**Input records**
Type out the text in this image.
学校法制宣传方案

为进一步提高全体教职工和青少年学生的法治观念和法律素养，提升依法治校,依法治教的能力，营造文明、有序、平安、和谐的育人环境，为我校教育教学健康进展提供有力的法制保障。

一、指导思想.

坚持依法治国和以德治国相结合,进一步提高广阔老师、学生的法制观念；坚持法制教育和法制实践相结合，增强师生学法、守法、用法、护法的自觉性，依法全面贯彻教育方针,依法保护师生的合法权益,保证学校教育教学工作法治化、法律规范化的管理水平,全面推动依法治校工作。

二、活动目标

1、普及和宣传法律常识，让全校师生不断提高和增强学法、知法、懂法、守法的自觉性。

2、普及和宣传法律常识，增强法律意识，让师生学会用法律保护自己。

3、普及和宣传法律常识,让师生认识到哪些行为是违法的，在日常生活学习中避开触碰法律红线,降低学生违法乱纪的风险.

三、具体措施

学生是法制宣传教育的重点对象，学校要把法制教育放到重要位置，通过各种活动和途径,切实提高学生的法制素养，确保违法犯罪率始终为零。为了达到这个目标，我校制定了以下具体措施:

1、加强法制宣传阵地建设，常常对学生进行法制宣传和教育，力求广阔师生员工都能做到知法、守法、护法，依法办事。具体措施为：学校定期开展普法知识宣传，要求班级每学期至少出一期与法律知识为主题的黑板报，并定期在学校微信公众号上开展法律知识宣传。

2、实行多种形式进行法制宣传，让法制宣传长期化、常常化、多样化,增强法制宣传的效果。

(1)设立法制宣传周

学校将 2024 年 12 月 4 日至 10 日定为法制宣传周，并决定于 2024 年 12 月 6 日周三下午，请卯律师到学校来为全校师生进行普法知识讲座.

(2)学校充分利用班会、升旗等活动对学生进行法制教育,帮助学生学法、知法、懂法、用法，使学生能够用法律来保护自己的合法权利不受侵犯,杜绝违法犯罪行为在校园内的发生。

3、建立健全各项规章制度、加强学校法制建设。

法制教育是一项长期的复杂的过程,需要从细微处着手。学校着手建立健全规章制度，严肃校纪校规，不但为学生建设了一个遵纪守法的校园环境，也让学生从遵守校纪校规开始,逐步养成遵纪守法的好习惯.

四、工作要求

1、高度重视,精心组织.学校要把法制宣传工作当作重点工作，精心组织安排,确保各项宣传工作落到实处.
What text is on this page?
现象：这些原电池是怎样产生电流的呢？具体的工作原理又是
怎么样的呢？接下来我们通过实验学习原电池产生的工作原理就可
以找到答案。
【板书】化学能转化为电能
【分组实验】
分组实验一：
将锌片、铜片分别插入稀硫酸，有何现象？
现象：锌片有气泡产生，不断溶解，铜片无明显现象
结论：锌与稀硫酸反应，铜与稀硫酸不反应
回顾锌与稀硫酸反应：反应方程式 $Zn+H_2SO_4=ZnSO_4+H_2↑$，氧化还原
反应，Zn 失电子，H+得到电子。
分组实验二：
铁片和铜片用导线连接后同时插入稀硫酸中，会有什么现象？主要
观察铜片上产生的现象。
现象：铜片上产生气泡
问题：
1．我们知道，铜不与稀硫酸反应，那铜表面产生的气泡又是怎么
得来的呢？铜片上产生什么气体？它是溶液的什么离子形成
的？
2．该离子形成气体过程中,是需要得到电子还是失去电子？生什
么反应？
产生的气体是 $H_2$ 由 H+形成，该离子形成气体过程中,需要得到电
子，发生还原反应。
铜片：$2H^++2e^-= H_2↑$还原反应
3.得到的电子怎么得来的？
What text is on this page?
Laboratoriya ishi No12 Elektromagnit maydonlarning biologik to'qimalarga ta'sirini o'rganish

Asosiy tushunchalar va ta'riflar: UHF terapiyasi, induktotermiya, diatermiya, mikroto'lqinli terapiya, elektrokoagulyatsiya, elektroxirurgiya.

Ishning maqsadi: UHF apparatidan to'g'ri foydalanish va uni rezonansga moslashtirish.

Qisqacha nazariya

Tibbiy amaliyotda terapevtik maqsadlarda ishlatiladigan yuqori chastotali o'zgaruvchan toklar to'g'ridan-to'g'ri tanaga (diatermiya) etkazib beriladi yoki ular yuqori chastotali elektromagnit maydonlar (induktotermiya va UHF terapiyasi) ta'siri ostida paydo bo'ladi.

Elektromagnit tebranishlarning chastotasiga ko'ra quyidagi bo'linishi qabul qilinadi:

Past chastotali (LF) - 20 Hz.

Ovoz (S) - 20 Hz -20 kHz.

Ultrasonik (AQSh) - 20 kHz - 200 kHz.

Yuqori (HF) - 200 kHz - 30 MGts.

**Given task**
Retype the whole listing, matching it exactly.

**Exercise answer**
Type out the text in this image.
学校法制宣传方案

为进一步提高全体教职工和青少年学生的法治观念和法律素养，提升依法治校,依法治教的能力，营造文明、有序、平安、和谐的育人环境，为我校教育教学健康进展提供有力的法制保障。

一、指导思想.

坚持依法治国和以德治国相结合,进一步提高广阔老师、学生的法制观念；坚持法制教育和法制实践相结合，增强师生学法、守法、用法、护法的自觉性，依法全面贯彻教育方针,依法保护师生的合法权益,保证学校教育教学工作法治化、法律规范化的管理水平,全面推动依法治校工作。

二、活动目标

1、普及和宣传法律常识，让全校师生不断提高和增强学法、知法、懂法、守法的自觉性。

2、普及和宣传法律常识，增强法律意识，让师生学会用法律保护自己。

3、普及和宣传法律常识,让师生认识到哪些行为是违法的，在日常生活学习中避开触碰法律红线,降低学生违法乱纪的风险.

三、具体措施

学生是法制宣传教育的重点对象，学校要把法制教育放到重要位置，通过各种活动和途径,切实提高学生的法制素养，确保违法犯罪率始终为零。为了达到这个目标，我校制定了以下具体措施:

1、加强法制宣传阵地建设，常常对学生进行法制宣传和教育，力求广阔师生员工都能做到知法、守法、护法，依法办事。具体措施为：学校定期开展普法知识宣传，要求班级每学期至少出一期与法律知识为主题的黑板报，并定期在学校微信公众号上开展法律知识宣传。

2、实行多种形式进行法制宣传，让法制宣传长期化、常常化、多样化,增强法制宣传的效果。

(1)设立法制宣传周

学校将 2024 年 12 月 4 日至 10 日定为法制宣传周，并决定于 2024 年 12 月 6 日周三下午，请卯律师到学校来为全校师生进行普法知识讲座.

(2)学校充分利用班会、升旗等活动对学生进行法制教育,帮助学生学法、知法、懂法、用法，使学生能够用法律来保护自己的合法权利不受侵犯,杜绝违法犯罪行为在校园内的发生。

3、建立健全各项规章制度、加强学校法制建设。

法制教育是一项长期的复杂的过程,需要从细微处着手。学校着手建立健全规章制度，严肃校纪校规，不但为学生建设了一个遵纪守法的校园环境，也让学生从遵守校纪校规开始,逐步养成遵纪守法的好习惯.

四、工作要求

1、高度重视,精心组织.学校要把法制宣传工作当作重点工作，精心组织安排,确保各项宣传工作落到实处.
What text is on this page?
现象：这些原电池是怎样产生电流的呢？具体的工作原理又是
怎么样的呢？接下来我们通过实验学习原电池产生的工作原理就可
以找到答案。
【板书】化学能转化为电能
【分组实验】
分组实验一：
将锌片、铜片分别插入稀硫酸，有何现象？
现象：锌片有气泡产生，不断溶解，铜片无明显现象
结论：锌与稀硫酸反应，铜与稀硫酸不反应
回顾锌与稀硫酸反应：反应方程式 $Zn+H_2SO_4=ZnSO_4+H_2↑$，氧化还原
反应，Zn 失电子，H+得到电子。
分组实验二：
铁片和铜片用导线连接后同时插入稀硫酸中，会有什么现象？主要
观察铜片上产生的现象。
现象：铜片上产生气泡
问题：
1．我们知道，铜不与稀硫酸反应，那铜表面产生的气泡又是怎么
得来的呢？铜片上产生什么气体？它是溶液的什么离子形成
的？
2．该离子形成气体过程中,是需要得到电子还是失去电子？生什
么反应？
产生的气体是 $H_2$ 由 H+形成，该离子形成气体过程中,需要得到电
子，发生还原反应。
铜片：$2H^++2e^-= H_2↑$还原反应
3.得到的电子怎么得来的？
What text is on this page?
Laboratoriya ishi No12 Elektromagnit maydonlarning biologik to'qimalarga ta'sirini o'rganish

Asosiy tushunchalar va ta'riflar: UHF terapiyasi, induktotermiya, diatermiya, mikroto'lqinli terapiya, elektrokoagulyatsiya, elektroxirurgiya.

Ishning maqsadi: UHF apparatidan to'g'ri foydalanish va uni rezonansga moslashtirish.

Qisqacha nazariya

Tibbiy amaliyotda terapevtik maqsadlarda ishlatiladigan yuqori chastotali o'zgaruvchan toklar to'g'ridan-to'g'ri tanaga (diatermiya) etkazib beriladi yoki ular yuqori chastotali elektromagnit maydonlar (induktotermiya va UHF terapiyasi) ta'siri ostida paydo bo'ladi.

Elektromagnit tebranishlarning chastotasiga ko'ra quyidagi bo'linishi qabul qilinadi:

Past chastotali (LF) - 20 Hz.

Ovoz (S) - 20 Hz -20 kHz.

Ultrasonik (AQSh) - 20 kHz - 200 kHz.

Yuqori (HF) - 200 kHz - 30 MGts.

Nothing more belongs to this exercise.